Goal: What follows is a set of entries. Repeat them exactly, but not their pictures.

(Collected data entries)
+++++
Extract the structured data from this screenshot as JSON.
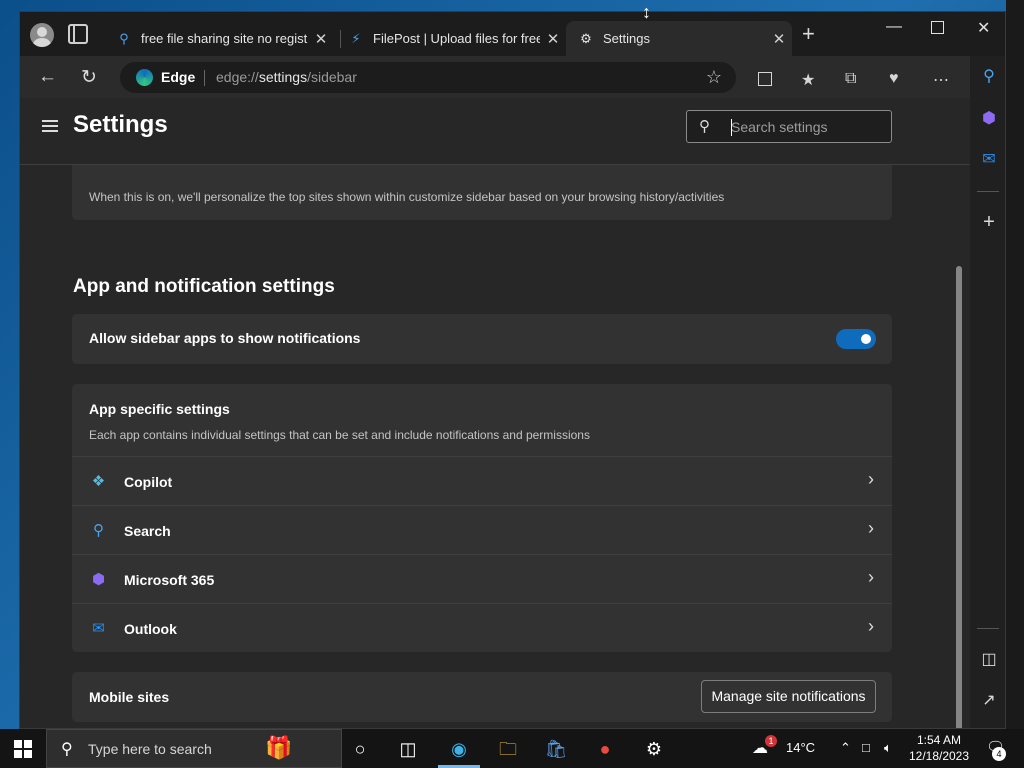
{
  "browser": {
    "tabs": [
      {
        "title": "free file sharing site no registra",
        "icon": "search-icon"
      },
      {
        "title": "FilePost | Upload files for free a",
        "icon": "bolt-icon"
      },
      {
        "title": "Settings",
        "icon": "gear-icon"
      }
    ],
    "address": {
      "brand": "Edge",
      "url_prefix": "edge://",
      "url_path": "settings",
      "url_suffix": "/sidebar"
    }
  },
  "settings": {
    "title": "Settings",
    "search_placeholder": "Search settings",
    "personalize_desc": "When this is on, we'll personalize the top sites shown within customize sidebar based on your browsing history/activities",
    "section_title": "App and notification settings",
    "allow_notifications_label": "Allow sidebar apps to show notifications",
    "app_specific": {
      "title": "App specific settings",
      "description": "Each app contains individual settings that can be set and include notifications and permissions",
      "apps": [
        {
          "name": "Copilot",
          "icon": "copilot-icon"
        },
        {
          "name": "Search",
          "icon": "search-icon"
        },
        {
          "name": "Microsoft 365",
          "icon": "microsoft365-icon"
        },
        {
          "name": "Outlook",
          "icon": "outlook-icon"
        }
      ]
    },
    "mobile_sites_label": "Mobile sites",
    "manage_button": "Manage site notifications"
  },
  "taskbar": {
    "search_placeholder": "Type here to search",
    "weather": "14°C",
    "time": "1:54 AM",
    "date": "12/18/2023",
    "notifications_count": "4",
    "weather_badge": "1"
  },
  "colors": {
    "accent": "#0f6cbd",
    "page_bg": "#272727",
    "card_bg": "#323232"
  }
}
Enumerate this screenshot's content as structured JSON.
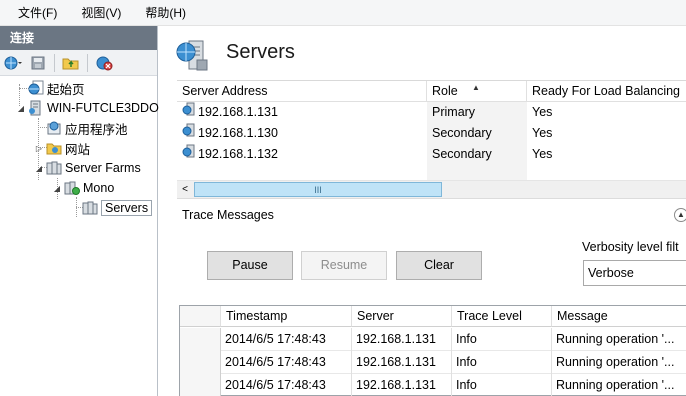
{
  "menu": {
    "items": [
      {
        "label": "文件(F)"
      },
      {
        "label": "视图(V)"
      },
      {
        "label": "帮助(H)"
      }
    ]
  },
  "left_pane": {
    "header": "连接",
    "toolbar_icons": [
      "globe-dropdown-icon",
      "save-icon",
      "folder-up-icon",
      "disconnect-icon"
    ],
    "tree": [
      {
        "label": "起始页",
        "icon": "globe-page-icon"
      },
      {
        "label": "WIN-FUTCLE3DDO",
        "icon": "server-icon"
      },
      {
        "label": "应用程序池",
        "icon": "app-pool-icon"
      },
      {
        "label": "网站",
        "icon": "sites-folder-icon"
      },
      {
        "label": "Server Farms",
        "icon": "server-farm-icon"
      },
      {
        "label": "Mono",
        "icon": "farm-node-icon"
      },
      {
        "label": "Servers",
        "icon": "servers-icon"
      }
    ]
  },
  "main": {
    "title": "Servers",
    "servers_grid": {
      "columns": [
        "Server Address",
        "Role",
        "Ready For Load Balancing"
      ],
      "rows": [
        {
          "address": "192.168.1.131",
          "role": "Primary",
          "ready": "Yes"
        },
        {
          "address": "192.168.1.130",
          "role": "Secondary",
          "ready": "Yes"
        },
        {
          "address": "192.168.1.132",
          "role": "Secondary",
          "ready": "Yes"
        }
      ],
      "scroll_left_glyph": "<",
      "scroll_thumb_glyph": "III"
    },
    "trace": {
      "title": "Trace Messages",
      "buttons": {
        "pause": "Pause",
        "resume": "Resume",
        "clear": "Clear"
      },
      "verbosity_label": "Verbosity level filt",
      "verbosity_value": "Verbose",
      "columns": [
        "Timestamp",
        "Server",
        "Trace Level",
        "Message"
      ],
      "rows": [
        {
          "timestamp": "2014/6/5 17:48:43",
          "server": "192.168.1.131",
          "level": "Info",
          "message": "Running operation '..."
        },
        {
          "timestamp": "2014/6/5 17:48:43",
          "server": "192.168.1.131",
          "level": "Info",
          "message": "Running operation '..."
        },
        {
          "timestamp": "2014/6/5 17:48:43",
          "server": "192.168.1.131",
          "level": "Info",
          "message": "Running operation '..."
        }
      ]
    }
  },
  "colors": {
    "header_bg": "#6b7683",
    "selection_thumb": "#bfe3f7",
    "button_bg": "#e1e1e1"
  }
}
+++++
Result:
Extract the structured data from this screenshot as JSON.
{
  "browser": {
    "tabs": [
      {
        "title": "free file sharing site no registra",
        "icon": "search-icon"
      },
      {
        "title": "FilePost | Upload files for free a",
        "icon": "bolt-icon"
      },
      {
        "title": "Settings",
        "icon": "gear-icon"
      }
    ],
    "address": {
      "brand": "Edge",
      "url_prefix": "edge://",
      "url_path": "settings",
      "url_suffix": "/sidebar"
    }
  },
  "settings": {
    "title": "Settings",
    "search_placeholder": "Search settings",
    "personalize_desc": "When this is on, we'll personalize the top sites shown within customize sidebar based on your browsing history/activities",
    "section_title": "App and notification settings",
    "allow_notifications_label": "Allow sidebar apps to show notifications",
    "app_specific": {
      "title": "App specific settings",
      "description": "Each app contains individual settings that can be set and include notifications and permissions",
      "apps": [
        {
          "name": "Copilot",
          "icon": "copilot-icon"
        },
        {
          "name": "Search",
          "icon": "search-icon"
        },
        {
          "name": "Microsoft 365",
          "icon": "microsoft365-icon"
        },
        {
          "name": "Outlook",
          "icon": "outlook-icon"
        }
      ]
    },
    "mobile_sites_label": "Mobile sites",
    "manage_button": "Manage site notifications"
  },
  "taskbar": {
    "search_placeholder": "Type here to search",
    "weather": "14°C",
    "time": "1:54 AM",
    "date": "12/18/2023",
    "notifications_count": "4",
    "weather_badge": "1"
  },
  "colors": {
    "accent": "#0f6cbd",
    "page_bg": "#272727",
    "card_bg": "#323232"
  }
}
Enumerate this screenshot's content as structured JSON.
{
  "menu": {
    "items": [
      {
        "label": "文件(F)"
      },
      {
        "label": "视图(V)"
      },
      {
        "label": "帮助(H)"
      }
    ]
  },
  "left_pane": {
    "header": "连接",
    "toolbar_icons": [
      "globe-dropdown-icon",
      "save-icon",
      "folder-up-icon",
      "disconnect-icon"
    ],
    "tree": [
      {
        "label": "起始页",
        "icon": "globe-page-icon"
      },
      {
        "label": "WIN-FUTCLE3DDO",
        "icon": "server-icon"
      },
      {
        "label": "应用程序池",
        "icon": "app-pool-icon"
      },
      {
        "label": "网站",
        "icon": "sites-folder-icon"
      },
      {
        "label": "Server Farms",
        "icon": "server-farm-icon"
      },
      {
        "label": "Mono",
        "icon": "farm-node-icon"
      },
      {
        "label": "Servers",
        "icon": "servers-icon"
      }
    ]
  },
  "main": {
    "title": "Servers",
    "servers_grid": {
      "columns": [
        "Server Address",
        "Role",
        "Ready For Load Balancing"
      ],
      "rows": [
        {
          "address": "192.168.1.131",
          "role": "Primary",
          "ready": "Yes"
        },
        {
          "address": "192.168.1.130",
          "role": "Secondary",
          "ready": "Yes"
        },
        {
          "address": "192.168.1.132",
          "role": "Secondary",
          "ready": "Yes"
        }
      ],
      "scroll_left_glyph": "<",
      "scroll_thumb_glyph": "III"
    },
    "trace": {
      "title": "Trace Messages",
      "buttons": {
        "pause": "Pause",
        "resume": "Resume",
        "clear": "Clear"
      },
      "verbosity_label": "Verbosity level filt",
      "verbosity_value": "Verbose",
      "columns": [
        "Timestamp",
        "Server",
        "Trace Level",
        "Message"
      ],
      "rows": [
        {
          "timestamp": "2014/6/5 17:48:43",
          "server": "192.168.1.131",
          "level": "Info",
          "message": "Running operation '..."
        },
        {
          "timestamp": "2014/6/5 17:48:43",
          "server": "192.168.1.131",
          "level": "Info",
          "message": "Running operation '..."
        },
        {
          "timestamp": "2014/6/5 17:48:43",
          "server": "192.168.1.131",
          "level": "Info",
          "message": "Running operation '..."
        }
      ]
    }
  },
  "colors": {
    "header_bg": "#6b7683",
    "selection_thumb": "#bfe3f7",
    "button_bg": "#e1e1e1"
  }
}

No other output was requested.